**Task objective:** Using the records that follow, copy every line containing the word "this".

# START OF Provided records

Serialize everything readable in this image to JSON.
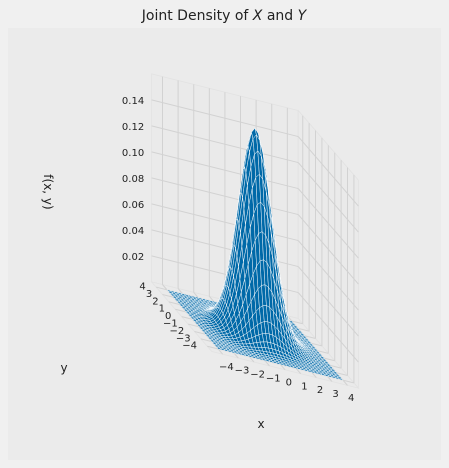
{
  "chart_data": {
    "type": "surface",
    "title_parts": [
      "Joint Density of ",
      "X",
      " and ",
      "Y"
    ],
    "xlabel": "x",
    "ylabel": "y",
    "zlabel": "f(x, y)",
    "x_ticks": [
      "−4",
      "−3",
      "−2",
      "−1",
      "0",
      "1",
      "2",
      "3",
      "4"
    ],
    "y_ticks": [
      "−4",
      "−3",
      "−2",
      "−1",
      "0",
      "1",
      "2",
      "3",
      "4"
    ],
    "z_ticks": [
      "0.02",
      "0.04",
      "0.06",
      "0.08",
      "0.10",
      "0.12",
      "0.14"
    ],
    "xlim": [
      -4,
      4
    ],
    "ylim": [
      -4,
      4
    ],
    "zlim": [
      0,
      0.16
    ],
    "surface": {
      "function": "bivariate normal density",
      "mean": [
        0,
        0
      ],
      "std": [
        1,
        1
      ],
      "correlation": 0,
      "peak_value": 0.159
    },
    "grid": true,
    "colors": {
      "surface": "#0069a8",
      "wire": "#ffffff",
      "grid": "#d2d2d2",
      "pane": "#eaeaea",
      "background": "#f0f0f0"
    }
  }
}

# END OF Provided records
# START OF Provided records

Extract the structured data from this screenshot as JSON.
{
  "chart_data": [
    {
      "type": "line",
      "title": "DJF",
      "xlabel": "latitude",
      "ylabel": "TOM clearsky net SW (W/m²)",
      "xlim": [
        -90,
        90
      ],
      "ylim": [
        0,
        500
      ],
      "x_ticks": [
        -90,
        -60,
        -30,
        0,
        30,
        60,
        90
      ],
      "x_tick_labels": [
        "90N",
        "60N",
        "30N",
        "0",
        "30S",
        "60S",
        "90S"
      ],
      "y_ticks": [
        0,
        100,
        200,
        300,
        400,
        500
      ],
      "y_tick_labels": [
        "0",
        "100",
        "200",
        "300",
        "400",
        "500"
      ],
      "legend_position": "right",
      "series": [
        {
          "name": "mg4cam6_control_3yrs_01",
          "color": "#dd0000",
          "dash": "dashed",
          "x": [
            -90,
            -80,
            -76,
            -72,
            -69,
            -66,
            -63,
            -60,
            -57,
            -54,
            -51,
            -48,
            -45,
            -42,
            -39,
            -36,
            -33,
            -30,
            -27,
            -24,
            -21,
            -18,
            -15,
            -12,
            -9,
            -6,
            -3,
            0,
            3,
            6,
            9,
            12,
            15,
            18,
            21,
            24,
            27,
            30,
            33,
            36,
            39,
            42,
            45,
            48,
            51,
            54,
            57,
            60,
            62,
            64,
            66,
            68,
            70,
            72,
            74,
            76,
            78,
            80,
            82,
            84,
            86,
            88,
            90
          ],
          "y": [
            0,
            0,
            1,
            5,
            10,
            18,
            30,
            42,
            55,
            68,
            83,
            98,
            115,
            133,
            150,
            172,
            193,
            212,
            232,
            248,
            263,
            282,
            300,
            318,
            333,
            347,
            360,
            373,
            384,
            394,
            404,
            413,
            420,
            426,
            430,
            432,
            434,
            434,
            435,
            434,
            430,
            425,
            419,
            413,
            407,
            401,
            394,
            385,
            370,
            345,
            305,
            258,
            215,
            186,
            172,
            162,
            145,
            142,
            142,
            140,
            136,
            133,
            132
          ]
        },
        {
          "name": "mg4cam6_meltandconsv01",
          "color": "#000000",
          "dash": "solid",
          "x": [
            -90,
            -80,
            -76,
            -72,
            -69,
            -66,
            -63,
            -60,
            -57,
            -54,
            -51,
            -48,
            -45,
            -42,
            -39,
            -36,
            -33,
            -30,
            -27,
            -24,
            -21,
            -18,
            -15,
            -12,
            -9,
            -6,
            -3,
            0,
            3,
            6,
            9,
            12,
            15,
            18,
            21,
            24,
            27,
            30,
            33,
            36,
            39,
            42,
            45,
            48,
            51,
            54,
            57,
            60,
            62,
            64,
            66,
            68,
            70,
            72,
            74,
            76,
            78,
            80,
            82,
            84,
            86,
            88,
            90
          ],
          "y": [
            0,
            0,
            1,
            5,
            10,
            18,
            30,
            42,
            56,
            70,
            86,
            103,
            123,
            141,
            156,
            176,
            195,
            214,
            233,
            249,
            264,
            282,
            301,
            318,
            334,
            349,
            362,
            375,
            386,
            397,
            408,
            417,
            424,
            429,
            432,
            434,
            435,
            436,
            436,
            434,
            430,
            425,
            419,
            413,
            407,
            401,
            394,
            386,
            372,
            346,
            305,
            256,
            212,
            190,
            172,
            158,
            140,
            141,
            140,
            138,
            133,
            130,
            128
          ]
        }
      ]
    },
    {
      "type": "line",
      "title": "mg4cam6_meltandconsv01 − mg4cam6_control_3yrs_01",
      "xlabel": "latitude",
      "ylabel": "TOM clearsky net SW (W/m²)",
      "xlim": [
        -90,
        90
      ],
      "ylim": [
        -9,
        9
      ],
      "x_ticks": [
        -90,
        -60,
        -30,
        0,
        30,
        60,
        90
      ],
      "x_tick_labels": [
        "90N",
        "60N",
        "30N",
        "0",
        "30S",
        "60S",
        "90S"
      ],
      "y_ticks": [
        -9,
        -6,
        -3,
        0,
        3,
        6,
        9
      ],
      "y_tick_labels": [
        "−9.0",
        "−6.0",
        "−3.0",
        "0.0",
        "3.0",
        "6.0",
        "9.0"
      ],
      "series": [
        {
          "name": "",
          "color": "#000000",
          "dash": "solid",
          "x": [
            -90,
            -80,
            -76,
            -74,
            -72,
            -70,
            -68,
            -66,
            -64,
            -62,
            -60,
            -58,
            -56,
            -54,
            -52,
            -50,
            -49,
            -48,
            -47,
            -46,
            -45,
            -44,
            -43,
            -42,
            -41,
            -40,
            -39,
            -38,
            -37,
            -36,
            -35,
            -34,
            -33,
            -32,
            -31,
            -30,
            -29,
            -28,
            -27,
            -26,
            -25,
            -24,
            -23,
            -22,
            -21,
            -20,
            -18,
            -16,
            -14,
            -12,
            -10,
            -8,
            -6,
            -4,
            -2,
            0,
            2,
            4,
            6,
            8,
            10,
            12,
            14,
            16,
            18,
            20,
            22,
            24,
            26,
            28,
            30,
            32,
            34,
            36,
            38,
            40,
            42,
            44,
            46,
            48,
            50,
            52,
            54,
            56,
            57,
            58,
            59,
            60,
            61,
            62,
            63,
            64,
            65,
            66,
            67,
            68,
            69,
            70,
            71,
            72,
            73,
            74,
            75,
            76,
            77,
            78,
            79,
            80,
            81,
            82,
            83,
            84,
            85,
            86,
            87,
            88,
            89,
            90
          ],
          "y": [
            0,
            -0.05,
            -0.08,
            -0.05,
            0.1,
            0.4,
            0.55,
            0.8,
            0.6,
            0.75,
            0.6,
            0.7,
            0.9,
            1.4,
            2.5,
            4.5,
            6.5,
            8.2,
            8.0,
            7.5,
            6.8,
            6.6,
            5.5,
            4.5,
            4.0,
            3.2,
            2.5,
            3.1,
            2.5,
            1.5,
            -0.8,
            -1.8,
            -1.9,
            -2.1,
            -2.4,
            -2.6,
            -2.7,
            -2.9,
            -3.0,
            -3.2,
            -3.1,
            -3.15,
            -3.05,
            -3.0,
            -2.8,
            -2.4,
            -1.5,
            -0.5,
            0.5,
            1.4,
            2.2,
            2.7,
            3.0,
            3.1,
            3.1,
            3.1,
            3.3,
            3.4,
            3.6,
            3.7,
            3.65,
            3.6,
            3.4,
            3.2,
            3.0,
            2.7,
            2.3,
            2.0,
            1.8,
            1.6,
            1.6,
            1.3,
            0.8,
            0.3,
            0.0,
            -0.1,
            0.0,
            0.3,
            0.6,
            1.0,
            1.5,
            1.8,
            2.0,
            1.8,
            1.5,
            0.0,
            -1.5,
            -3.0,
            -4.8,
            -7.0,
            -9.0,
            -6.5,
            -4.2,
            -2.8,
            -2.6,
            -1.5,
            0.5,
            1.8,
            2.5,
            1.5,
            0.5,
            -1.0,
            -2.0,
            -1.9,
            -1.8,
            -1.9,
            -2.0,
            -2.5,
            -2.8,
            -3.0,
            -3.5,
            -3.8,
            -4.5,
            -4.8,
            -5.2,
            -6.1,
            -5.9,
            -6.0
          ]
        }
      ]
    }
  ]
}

# END OF Provided records

**Response to the exercise:**
Serialize everything readable in this image to JSON.
Extract the structured data from this screenshot as JSON.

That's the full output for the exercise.